<<<<

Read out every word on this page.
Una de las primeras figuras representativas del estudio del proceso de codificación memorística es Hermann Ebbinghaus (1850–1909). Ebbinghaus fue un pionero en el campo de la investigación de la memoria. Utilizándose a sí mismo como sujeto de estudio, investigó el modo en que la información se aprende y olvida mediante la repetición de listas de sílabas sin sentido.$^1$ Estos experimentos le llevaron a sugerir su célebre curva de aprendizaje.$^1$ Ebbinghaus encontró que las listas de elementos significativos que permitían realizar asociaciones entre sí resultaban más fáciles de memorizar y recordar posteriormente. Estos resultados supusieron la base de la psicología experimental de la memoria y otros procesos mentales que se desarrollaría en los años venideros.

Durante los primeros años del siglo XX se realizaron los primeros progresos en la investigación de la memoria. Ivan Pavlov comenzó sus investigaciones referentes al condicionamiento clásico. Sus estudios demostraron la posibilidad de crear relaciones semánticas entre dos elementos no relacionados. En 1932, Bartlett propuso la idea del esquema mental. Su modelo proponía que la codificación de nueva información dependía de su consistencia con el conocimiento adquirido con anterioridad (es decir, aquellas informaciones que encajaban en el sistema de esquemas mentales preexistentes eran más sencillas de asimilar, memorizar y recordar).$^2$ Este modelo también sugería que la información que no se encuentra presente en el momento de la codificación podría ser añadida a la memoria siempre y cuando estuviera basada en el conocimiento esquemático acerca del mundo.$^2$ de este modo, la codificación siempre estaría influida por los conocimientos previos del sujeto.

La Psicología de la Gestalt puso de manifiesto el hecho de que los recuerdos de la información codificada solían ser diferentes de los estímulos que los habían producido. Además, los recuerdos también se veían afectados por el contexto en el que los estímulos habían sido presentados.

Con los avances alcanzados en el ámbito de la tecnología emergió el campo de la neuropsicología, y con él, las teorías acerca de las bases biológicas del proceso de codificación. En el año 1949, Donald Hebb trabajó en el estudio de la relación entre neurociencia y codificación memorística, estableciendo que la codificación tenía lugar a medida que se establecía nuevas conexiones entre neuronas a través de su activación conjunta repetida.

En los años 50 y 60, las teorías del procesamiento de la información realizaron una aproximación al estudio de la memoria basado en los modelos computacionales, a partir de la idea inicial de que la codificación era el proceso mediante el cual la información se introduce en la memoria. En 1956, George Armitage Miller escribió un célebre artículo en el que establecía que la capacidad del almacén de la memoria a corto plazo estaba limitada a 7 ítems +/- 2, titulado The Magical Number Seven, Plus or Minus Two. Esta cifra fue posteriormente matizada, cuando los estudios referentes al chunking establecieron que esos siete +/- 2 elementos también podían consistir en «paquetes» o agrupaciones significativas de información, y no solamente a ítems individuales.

>>>>

Work to be completed » Repeat the listing exactly, from its first line to its last.

Result of the exercise »
Read out every word on this page.
Una de las primeras figuras representativas del estudio del proceso de codificación memorística es Hermann Ebbinghaus (1850–1909). Ebbinghaus fue un pionero en el campo de la investigación de la memoria. Utilizándose a sí mismo como sujeto de estudio, investigó el modo en que la información se aprende y olvida mediante la repetición de listas de sílabas sin sentido.$^1$ Estos experimentos le llevaron a sugerir su célebre curva de aprendizaje.$^1$ Ebbinghaus encontró que las listas de elementos significativos que permitían realizar asociaciones entre sí resultaban más fáciles de memorizar y recordar posteriormente. Estos resultados supusieron la base de la psicología experimental de la memoria y otros procesos mentales que se desarrollaría en los años venideros.

Durante los primeros años del siglo XX se realizaron los primeros progresos en la investigación de la memoria. Ivan Pavlov comenzó sus investigaciones referentes al condicionamiento clásico. Sus estudios demostraron la posibilidad de crear relaciones semánticas entre dos elementos no relacionados. En 1932, Bartlett propuso la idea del esquema mental. Su modelo proponía que la codificación de nueva información dependía de su consistencia con el conocimiento adquirido con anterioridad (es decir, aquellas informaciones que encajaban en el sistema de esquemas mentales preexistentes eran más sencillas de asimilar, memorizar y recordar).$^2$ Este modelo también sugería que la información que no se encuentra presente en el momento de la codificación podría ser añadida a la memoria siempre y cuando estuviera basada en el conocimiento esquemático acerca del mundo.$^2$ de este modo, la codificación siempre estaría influida por los conocimientos previos del sujeto.

La Psicología de la Gestalt puso de manifiesto el hecho de que los recuerdos de la información codificada solían ser diferentes de los estímulos que los habían producido. Además, los recuerdos también se veían afectados por el contexto en el que los estímulos habían sido presentados.

Con los avances alcanzados en el ámbito de la tecnología emergió el campo de la neuropsicología, y con él, las teorías acerca de las bases biológicas del proceso de codificación. En el año 1949, Donald Hebb trabajó en el estudio de la relación entre neurociencia y codificación memorística, estableciendo que la codificación tenía lugar a medida que se establecía nuevas conexiones entre neuronas a través de su activación conjunta repetida.

En los años 50 y 60, las teorías del procesamiento de la información realizaron una aproximación al estudio de la memoria basado en los modelos computacionales, a partir de la idea inicial de que la codificación era el proceso mediante el cual la información se introduce en la memoria. En 1956, George Armitage Miller escribió un célebre artículo en el que establecía que la capacidad del almacén de la memoria a corto plazo estaba limitada a 7 ítems +/- 2, titulado The Magical Number Seven, Plus or Minus Two. Esta cifra fue posteriormente matizada, cuando los estudios referentes al chunking establecieron que esos siete +/- 2 elementos también podían consistir en «paquetes» o agrupaciones significativas de información, y no solamente a ítems individuales.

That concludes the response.